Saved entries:
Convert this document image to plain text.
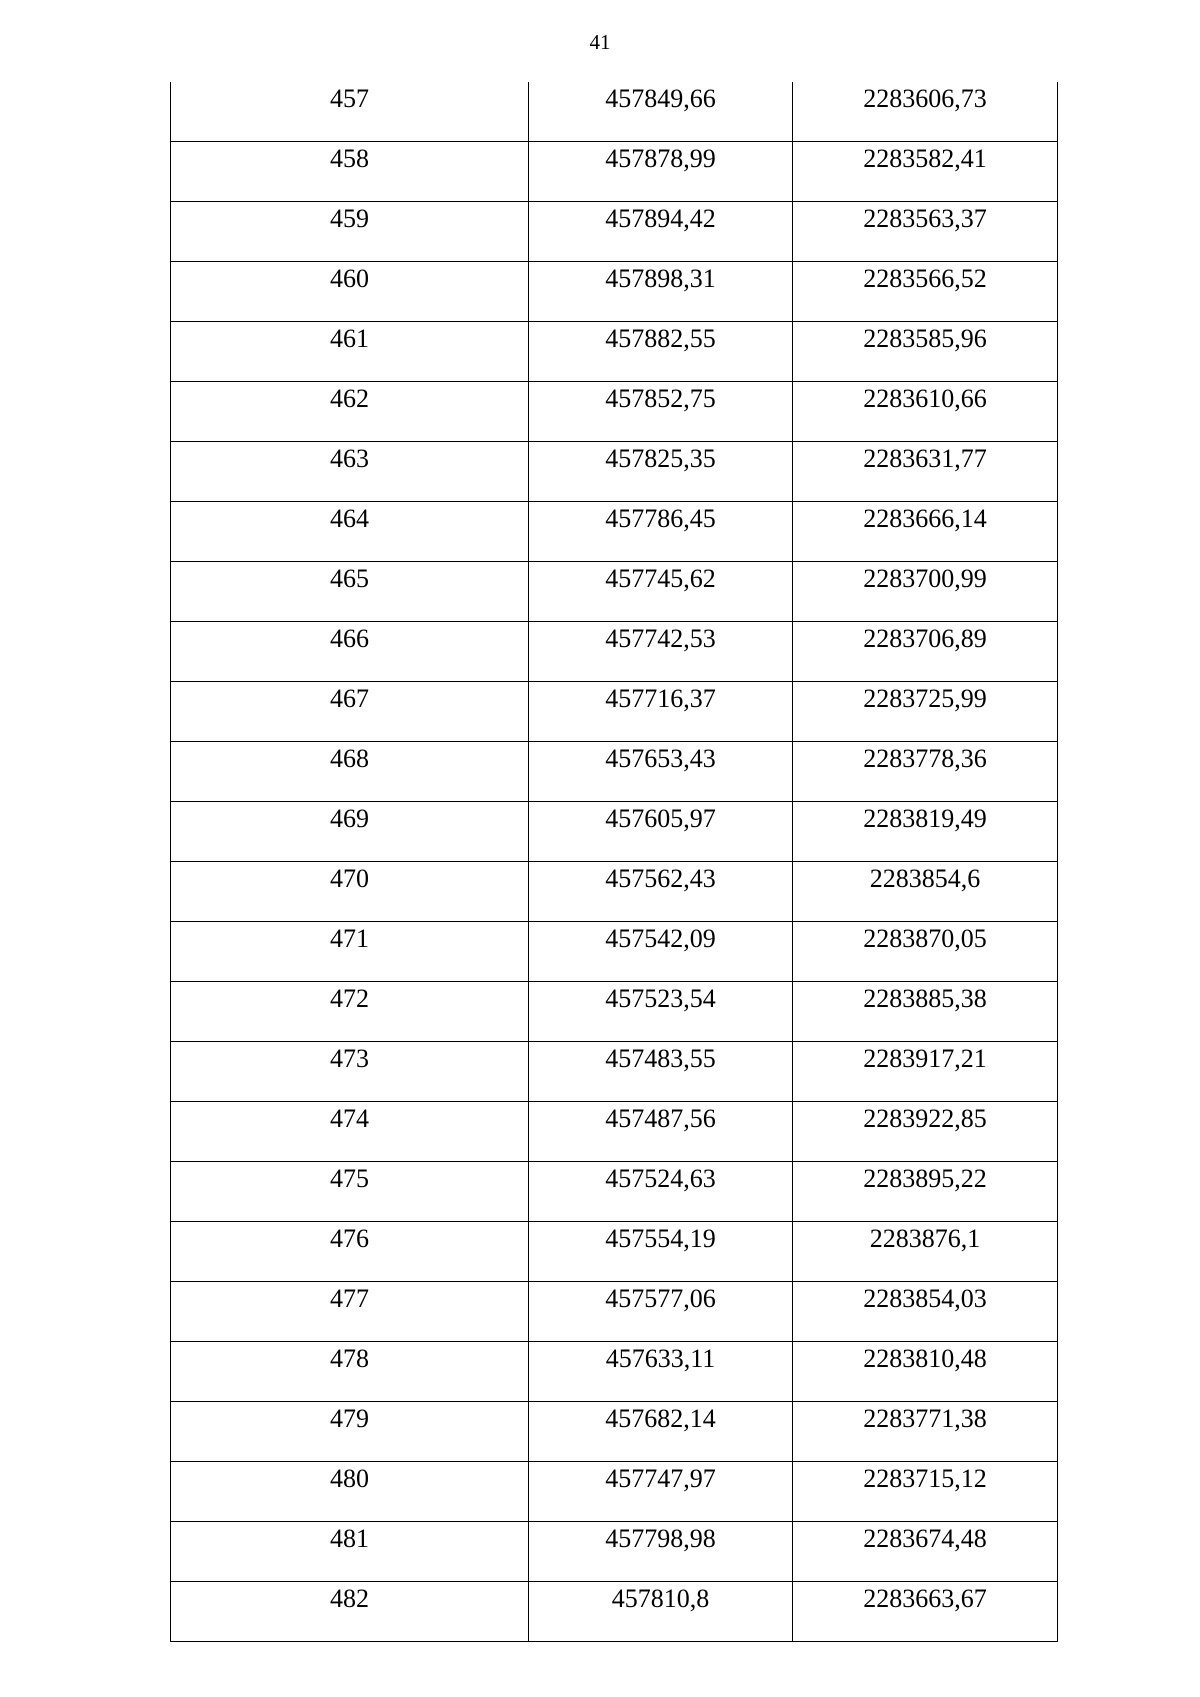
41
457	457849,66	2283606,73
458	457878,99	2283582,41
459	457894,42	2283563,37
460	457898,31	2283566,52
461	457882,55	2283585,96
462	457852,75	2283610,66
463	457825,35	2283631,77
464	457786,45	2283666,14
465	457745,62	2283700,99
466	457742,53	2283706,89
467	457716,37	2283725,99
468	457653,43	2283778,36
469	457605,97	2283819,49
470	457562,43	2283854,6
471	457542,09	2283870,05
472	457523,54	2283885,38
473	457483,55	2283917,21
474	457487,56	2283922,85
475	457524,63	2283895,22
476	457554,19	2283876,1
477	457577,06	2283854,03
478	457633,11	2283810,48
479	457682,14	2283771,38
480	457747,97	2283715,12
481	457798,98	2283674,48
482	457810,8	2283663,67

→ Task objective
Would you set down the listing exactly, omitting pictures?

→ Written reply
Convert this document image to plain text.
41
457	457849,66	2283606,73
458	457878,99	2283582,41
459	457894,42	2283563,37
460	457898,31	2283566,52
461	457882,55	2283585,96
462	457852,75	2283610,66
463	457825,35	2283631,77
464	457786,45	2283666,14
465	457745,62	2283700,99
466	457742,53	2283706,89
467	457716,37	2283725,99
468	457653,43	2283778,36
469	457605,97	2283819,49
470	457562,43	2283854,6
471	457542,09	2283870,05
472	457523,54	2283885,38
473	457483,55	2283917,21
474	457487,56	2283922,85
475	457524,63	2283895,22
476	457554,19	2283876,1
477	457577,06	2283854,03
478	457633,11	2283810,48
479	457682,14	2283771,38
480	457747,97	2283715,12
481	457798,98	2283674,48
482	457810,8	2283663,67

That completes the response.